* _DATA FOR ANALYSIS_
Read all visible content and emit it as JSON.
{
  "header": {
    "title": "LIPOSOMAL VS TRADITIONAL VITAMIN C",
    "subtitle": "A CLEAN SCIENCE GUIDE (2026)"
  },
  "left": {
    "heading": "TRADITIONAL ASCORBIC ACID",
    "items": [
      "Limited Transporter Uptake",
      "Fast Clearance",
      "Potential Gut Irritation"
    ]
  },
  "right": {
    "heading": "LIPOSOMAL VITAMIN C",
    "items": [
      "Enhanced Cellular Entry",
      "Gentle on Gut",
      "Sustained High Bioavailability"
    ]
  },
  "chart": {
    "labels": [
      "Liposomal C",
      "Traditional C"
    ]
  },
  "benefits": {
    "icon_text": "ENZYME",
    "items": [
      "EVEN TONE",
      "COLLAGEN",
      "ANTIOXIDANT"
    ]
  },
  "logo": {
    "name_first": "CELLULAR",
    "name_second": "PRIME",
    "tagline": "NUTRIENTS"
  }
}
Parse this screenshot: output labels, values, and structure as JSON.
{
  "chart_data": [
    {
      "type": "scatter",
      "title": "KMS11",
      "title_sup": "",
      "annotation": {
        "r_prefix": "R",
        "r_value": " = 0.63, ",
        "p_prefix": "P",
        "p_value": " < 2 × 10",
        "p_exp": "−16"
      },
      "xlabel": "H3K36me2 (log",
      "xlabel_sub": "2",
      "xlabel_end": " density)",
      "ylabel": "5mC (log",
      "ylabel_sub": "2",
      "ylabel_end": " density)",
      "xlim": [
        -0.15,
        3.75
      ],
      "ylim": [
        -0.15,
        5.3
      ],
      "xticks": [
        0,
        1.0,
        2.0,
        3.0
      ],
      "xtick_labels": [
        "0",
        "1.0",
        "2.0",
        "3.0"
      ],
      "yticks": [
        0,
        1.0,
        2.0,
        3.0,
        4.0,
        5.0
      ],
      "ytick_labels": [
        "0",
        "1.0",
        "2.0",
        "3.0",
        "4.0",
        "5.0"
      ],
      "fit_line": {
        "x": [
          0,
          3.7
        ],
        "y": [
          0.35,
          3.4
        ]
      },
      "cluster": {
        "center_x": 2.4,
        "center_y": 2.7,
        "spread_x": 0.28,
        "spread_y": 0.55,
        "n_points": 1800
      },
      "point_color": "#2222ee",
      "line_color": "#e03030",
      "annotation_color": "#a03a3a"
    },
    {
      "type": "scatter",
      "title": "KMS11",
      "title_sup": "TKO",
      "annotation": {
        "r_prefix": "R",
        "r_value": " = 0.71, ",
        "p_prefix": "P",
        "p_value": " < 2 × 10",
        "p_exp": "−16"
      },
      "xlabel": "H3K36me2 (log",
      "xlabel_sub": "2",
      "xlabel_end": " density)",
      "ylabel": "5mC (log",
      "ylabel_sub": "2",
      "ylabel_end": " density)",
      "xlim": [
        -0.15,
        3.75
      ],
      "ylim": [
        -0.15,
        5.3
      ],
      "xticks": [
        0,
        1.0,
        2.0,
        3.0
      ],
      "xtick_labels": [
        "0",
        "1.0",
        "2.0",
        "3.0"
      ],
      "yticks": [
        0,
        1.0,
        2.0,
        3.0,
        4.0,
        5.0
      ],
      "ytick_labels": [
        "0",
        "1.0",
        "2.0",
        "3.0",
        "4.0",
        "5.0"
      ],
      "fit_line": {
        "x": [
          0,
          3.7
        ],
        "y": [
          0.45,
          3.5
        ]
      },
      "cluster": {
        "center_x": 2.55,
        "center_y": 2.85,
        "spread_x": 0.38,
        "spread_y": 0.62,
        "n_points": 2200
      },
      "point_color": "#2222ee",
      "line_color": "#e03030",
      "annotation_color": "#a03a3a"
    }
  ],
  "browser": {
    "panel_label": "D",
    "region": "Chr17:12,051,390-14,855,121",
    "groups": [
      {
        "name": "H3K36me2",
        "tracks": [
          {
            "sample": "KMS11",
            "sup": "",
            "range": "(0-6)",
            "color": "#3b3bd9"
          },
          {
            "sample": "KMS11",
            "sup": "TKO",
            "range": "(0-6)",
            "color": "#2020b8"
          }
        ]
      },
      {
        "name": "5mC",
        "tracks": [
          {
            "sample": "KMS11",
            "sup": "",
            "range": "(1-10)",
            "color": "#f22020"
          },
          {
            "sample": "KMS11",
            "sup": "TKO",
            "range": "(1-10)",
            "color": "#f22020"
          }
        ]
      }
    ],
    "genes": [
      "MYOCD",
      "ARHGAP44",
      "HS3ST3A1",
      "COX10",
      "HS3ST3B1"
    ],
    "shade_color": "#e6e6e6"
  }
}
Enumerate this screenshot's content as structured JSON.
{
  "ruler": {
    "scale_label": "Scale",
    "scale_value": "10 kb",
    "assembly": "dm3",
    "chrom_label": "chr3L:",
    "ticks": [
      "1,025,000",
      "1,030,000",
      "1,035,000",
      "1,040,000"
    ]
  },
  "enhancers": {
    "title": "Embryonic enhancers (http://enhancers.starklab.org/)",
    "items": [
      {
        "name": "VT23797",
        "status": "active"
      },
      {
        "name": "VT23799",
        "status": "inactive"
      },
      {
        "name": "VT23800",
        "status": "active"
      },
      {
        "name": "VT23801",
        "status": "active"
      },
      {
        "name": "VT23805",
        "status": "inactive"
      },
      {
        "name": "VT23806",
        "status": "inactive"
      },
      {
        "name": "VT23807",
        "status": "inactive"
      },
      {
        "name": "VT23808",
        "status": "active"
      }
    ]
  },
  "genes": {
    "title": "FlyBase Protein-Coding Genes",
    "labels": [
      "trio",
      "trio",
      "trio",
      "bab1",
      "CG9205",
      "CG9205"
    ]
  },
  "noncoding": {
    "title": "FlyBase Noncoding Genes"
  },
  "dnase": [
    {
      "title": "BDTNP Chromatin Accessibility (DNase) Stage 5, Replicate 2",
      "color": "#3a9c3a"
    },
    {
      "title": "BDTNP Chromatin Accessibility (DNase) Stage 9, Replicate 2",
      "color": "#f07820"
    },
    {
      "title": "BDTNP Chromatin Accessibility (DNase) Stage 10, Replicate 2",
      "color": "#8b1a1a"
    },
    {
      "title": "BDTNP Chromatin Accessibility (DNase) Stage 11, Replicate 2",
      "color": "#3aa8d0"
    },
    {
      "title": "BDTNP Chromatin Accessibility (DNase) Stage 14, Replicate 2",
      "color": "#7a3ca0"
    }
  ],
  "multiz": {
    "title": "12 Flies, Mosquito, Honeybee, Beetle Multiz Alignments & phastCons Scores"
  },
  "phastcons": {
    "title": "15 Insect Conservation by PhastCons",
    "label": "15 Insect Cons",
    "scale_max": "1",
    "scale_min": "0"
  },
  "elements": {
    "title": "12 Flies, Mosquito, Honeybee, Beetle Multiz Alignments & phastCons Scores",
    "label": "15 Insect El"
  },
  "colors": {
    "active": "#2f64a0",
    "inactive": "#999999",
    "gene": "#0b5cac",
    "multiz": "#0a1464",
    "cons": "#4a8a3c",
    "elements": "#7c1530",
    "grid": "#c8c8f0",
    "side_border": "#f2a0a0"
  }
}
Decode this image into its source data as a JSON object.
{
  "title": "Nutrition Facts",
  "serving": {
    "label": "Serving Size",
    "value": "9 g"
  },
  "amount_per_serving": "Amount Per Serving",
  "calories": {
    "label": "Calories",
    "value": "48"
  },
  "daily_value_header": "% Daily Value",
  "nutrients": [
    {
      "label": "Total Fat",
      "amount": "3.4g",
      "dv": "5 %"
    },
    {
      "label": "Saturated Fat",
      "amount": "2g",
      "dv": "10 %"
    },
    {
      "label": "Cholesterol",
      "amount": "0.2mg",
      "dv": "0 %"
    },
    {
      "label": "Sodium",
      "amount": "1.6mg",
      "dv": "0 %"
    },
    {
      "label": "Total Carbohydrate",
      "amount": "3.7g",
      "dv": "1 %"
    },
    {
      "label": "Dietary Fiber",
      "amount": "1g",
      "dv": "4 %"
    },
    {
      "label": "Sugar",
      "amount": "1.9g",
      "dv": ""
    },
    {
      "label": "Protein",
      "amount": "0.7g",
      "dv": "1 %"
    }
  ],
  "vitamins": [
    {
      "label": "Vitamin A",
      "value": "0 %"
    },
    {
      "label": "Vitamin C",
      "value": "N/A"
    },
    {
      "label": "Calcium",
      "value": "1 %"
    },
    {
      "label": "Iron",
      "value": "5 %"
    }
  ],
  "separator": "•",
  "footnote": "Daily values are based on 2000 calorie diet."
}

* _PROBLEM REQUIREMENTS_
Within the entries above, how many lines contain "values"? Respond with the number only.

* _RESULT OF THIS EXERCISE_
2